» YOUR GOAL: Restate the entries below word for word, omitting nothing.

───── DATA ─────

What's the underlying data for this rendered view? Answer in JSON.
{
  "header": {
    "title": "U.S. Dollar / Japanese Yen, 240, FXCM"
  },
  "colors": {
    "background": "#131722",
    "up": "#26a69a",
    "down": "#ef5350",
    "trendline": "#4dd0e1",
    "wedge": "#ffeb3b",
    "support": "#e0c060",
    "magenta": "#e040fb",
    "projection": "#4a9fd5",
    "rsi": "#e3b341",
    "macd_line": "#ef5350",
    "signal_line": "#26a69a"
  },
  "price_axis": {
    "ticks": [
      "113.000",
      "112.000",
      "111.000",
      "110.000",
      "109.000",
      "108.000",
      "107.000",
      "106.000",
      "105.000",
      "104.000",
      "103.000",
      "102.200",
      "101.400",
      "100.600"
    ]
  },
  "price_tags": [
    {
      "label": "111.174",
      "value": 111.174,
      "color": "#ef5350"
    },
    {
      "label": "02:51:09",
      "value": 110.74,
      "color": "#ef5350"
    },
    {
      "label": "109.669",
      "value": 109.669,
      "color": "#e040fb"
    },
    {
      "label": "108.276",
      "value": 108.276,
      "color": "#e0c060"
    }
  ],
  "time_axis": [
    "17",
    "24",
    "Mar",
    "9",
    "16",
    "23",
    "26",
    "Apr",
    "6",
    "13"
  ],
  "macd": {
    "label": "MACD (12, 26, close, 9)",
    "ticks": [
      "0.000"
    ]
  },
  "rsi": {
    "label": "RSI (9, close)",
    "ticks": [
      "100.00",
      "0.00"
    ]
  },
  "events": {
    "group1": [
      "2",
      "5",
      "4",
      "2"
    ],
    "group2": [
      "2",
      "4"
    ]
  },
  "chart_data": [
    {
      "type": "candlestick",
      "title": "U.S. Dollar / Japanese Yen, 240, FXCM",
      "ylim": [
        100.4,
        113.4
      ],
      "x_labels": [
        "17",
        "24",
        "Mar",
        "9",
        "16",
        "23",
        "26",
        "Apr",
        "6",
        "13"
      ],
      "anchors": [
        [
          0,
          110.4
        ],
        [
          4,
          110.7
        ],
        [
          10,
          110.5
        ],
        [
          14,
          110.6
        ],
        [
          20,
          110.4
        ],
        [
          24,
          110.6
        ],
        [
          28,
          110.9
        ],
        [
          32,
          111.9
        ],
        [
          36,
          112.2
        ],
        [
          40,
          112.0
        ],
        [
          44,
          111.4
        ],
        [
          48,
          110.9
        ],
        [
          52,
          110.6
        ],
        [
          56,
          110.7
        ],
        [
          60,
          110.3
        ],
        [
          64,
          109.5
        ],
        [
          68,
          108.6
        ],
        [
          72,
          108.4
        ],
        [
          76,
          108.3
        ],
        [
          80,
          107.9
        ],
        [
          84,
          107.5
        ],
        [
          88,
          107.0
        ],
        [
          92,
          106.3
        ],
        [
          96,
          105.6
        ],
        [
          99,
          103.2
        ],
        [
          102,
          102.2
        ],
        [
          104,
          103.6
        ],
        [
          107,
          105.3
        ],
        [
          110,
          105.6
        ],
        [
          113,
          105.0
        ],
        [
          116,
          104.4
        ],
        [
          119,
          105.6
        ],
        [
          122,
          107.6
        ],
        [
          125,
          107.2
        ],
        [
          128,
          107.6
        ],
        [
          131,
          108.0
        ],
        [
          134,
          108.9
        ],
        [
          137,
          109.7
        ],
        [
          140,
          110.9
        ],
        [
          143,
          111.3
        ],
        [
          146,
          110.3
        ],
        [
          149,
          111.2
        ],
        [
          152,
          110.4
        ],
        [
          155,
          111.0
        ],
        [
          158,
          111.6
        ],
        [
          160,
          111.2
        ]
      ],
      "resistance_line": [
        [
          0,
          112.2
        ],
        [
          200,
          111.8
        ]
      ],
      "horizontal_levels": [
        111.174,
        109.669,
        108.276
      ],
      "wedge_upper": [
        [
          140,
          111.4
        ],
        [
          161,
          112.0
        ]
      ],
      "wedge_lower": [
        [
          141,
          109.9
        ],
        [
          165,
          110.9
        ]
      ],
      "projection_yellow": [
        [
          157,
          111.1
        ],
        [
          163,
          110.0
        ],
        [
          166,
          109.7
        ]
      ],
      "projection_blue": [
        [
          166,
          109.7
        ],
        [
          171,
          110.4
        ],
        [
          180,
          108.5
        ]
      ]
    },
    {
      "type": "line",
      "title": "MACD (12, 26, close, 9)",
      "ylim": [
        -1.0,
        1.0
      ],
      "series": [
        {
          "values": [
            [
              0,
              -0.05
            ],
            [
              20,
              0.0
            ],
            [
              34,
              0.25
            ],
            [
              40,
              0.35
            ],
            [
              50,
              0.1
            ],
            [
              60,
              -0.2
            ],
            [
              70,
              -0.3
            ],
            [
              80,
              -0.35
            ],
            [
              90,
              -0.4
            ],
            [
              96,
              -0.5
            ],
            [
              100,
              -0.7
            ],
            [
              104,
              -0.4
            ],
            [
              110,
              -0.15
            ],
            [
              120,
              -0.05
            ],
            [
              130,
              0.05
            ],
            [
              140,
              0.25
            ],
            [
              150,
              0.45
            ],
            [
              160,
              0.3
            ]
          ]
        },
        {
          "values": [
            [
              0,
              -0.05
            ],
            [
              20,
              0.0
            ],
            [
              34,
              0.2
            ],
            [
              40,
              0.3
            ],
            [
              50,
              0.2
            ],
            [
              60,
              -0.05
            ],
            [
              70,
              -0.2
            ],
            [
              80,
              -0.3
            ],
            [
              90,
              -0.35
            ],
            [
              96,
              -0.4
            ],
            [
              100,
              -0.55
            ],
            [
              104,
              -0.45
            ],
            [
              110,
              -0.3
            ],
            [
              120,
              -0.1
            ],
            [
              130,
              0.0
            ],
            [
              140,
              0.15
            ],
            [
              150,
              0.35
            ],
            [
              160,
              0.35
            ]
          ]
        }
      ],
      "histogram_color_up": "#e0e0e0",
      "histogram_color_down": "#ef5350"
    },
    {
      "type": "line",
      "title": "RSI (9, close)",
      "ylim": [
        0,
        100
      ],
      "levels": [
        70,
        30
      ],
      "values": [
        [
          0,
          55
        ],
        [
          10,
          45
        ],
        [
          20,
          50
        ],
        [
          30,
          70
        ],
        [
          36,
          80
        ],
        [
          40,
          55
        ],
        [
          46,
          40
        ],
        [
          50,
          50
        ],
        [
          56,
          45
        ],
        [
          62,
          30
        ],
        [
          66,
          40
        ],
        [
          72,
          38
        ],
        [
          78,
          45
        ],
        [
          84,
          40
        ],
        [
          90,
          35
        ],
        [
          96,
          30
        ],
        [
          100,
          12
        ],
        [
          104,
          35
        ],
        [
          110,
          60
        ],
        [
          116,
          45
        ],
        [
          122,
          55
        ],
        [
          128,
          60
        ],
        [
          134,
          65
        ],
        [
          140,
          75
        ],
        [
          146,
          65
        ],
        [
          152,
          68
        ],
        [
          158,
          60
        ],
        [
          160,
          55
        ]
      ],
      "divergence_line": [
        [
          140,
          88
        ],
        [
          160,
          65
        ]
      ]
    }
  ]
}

─────

» WRITTEN ANSWER:
What's the underlying data for this rendered view? Answer in JSON.
{
  "header": {
    "title": "U.S. Dollar / Japanese Yen, 240, FXCM"
  },
  "colors": {
    "background": "#131722",
    "up": "#26a69a",
    "down": "#ef5350",
    "trendline": "#4dd0e1",
    "wedge": "#ffeb3b",
    "support": "#e0c060",
    "magenta": "#e040fb",
    "projection": "#4a9fd5",
    "rsi": "#e3b341",
    "macd_line": "#ef5350",
    "signal_line": "#26a69a"
  },
  "price_axis": {
    "ticks": [
      "113.000",
      "112.000",
      "111.000",
      "110.000",
      "109.000",
      "108.000",
      "107.000",
      "106.000",
      "105.000",
      "104.000",
      "103.000",
      "102.200",
      "101.400",
      "100.600"
    ]
  },
  "price_tags": [
    {
      "label": "111.174",
      "value": 111.174,
      "color": "#ef5350"
    },
    {
      "label": "02:51:09",
      "value": 110.74,
      "color": "#ef5350"
    },
    {
      "label": "109.669",
      "value": 109.669,
      "color": "#e040fb"
    },
    {
      "label": "108.276",
      "value": 108.276,
      "color": "#e0c060"
    }
  ],
  "time_axis": [
    "17",
    "24",
    "Mar",
    "9",
    "16",
    "23",
    "26",
    "Apr",
    "6",
    "13"
  ],
  "macd": {
    "label": "MACD (12, 26, close, 9)",
    "ticks": [
      "0.000"
    ]
  },
  "rsi": {
    "label": "RSI (9, close)",
    "ticks": [
      "100.00",
      "0.00"
    ]
  },
  "events": {
    "group1": [
      "2",
      "5",
      "4",
      "2"
    ],
    "group2": [
      "2",
      "4"
    ]
  },
  "chart_data": [
    {
      "type": "candlestick",
      "title": "U.S. Dollar / Japanese Yen, 240, FXCM",
      "ylim": [
        100.4,
        113.4
      ],
      "x_labels": [
        "17",
        "24",
        "Mar",
        "9",
        "16",
        "23",
        "26",
        "Apr",
        "6",
        "13"
      ],
      "anchors": [
        [
          0,
          110.4
        ],
        [
          4,
          110.7
        ],
        [
          10,
          110.5
        ],
        [
          14,
          110.6
        ],
        [
          20,
          110.4
        ],
        [
          24,
          110.6
        ],
        [
          28,
          110.9
        ],
        [
          32,
          111.9
        ],
        [
          36,
          112.2
        ],
        [
          40,
          112.0
        ],
        [
          44,
          111.4
        ],
        [
          48,
          110.9
        ],
        [
          52,
          110.6
        ],
        [
          56,
          110.7
        ],
        [
          60,
          110.3
        ],
        [
          64,
          109.5
        ],
        [
          68,
          108.6
        ],
        [
          72,
          108.4
        ],
        [
          76,
          108.3
        ],
        [
          80,
          107.9
        ],
        [
          84,
          107.5
        ],
        [
          88,
          107.0
        ],
        [
          92,
          106.3
        ],
        [
          96,
          105.6
        ],
        [
          99,
          103.2
        ],
        [
          102,
          102.2
        ],
        [
          104,
          103.6
        ],
        [
          107,
          105.3
        ],
        [
          110,
          105.6
        ],
        [
          113,
          105.0
        ],
        [
          116,
          104.4
        ],
        [
          119,
          105.6
        ],
        [
          122,
          107.6
        ],
        [
          125,
          107.2
        ],
        [
          128,
          107.6
        ],
        [
          131,
          108.0
        ],
        [
          134,
          108.9
        ],
        [
          137,
          109.7
        ],
        [
          140,
          110.9
        ],
        [
          143,
          111.3
        ],
        [
          146,
          110.3
        ],
        [
          149,
          111.2
        ],
        [
          152,
          110.4
        ],
        [
          155,
          111.0
        ],
        [
          158,
          111.6
        ],
        [
          160,
          111.2
        ]
      ],
      "resistance_line": [
        [
          0,
          112.2
        ],
        [
          200,
          111.8
        ]
      ],
      "horizontal_levels": [
        111.174,
        109.669,
        108.276
      ],
      "wedge_upper": [
        [
          140,
          111.4
        ],
        [
          161,
          112.0
        ]
      ],
      "wedge_lower": [
        [
          141,
          109.9
        ],
        [
          165,
          110.9
        ]
      ],
      "projection_yellow": [
        [
          157,
          111.1
        ],
        [
          163,
          110.0
        ],
        [
          166,
          109.7
        ]
      ],
      "projection_blue": [
        [
          166,
          109.7
        ],
        [
          171,
          110.4
        ],
        [
          180,
          108.5
        ]
      ]
    },
    {
      "type": "line",
      "title": "MACD (12, 26, close, 9)",
      "ylim": [
        -1.0,
        1.0
      ],
      "series": [
        {
          "values": [
            [
              0,
              -0.05
            ],
            [
              20,
              0.0
            ],
            [
              34,
              0.25
            ],
            [
              40,
              0.35
            ],
            [
              50,
              0.1
            ],
            [
              60,
              -0.2
            ],
            [
              70,
              -0.3
            ],
            [
              80,
              -0.35
            ],
            [
              90,
              -0.4
            ],
            [
              96,
              -0.5
            ],
            [
              100,
              -0.7
            ],
            [
              104,
              -0.4
            ],
            [
              110,
              -0.15
            ],
            [
              120,
              -0.05
            ],
            [
              130,
              0.05
            ],
            [
              140,
              0.25
            ],
            [
              150,
              0.45
            ],
            [
              160,
              0.3
            ]
          ]
        },
        {
          "values": [
            [
              0,
              -0.05
            ],
            [
              20,
              0.0
            ],
            [
              34,
              0.2
            ],
            [
              40,
              0.3
            ],
            [
              50,
              0.2
            ],
            [
              60,
              -0.05
            ],
            [
              70,
              -0.2
            ],
            [
              80,
              -0.3
            ],
            [
              90,
              -0.35
            ],
            [
              96,
              -0.4
            ],
            [
              100,
              -0.55
            ],
            [
              104,
              -0.45
            ],
            [
              110,
              -0.3
            ],
            [
              120,
              -0.1
            ],
            [
              130,
              0.0
            ],
            [
              140,
              0.15
            ],
            [
              150,
              0.35
            ],
            [
              160,
              0.35
            ]
          ]
        }
      ],
      "histogram_color_up": "#e0e0e0",
      "histogram_color_down": "#ef5350"
    },
    {
      "type": "line",
      "title": "RSI (9, close)",
      "ylim": [
        0,
        100
      ],
      "levels": [
        70,
        30
      ],
      "values": [
        [
          0,
          55
        ],
        [
          10,
          45
        ],
        [
          20,
          50
        ],
        [
          30,
          70
        ],
        [
          36,
          80
        ],
        [
          40,
          55
        ],
        [
          46,
          40
        ],
        [
          50,
          50
        ],
        [
          56,
          45
        ],
        [
          62,
          30
        ],
        [
          66,
          40
        ],
        [
          72,
          38
        ],
        [
          78,
          45
        ],
        [
          84,
          40
        ],
        [
          90,
          35
        ],
        [
          96,
          30
        ],
        [
          100,
          12
        ],
        [
          104,
          35
        ],
        [
          110,
          60
        ],
        [
          116,
          45
        ],
        [
          122,
          55
        ],
        [
          128,
          60
        ],
        [
          134,
          65
        ],
        [
          140,
          75
        ],
        [
          146,
          65
        ],
        [
          152,
          68
        ],
        [
          158,
          60
        ],
        [
          160,
          55
        ]
      ],
      "divergence_line": [
        [
          140,
          88
        ],
        [
          160,
          65
        ]
      ]
    }
  ]
}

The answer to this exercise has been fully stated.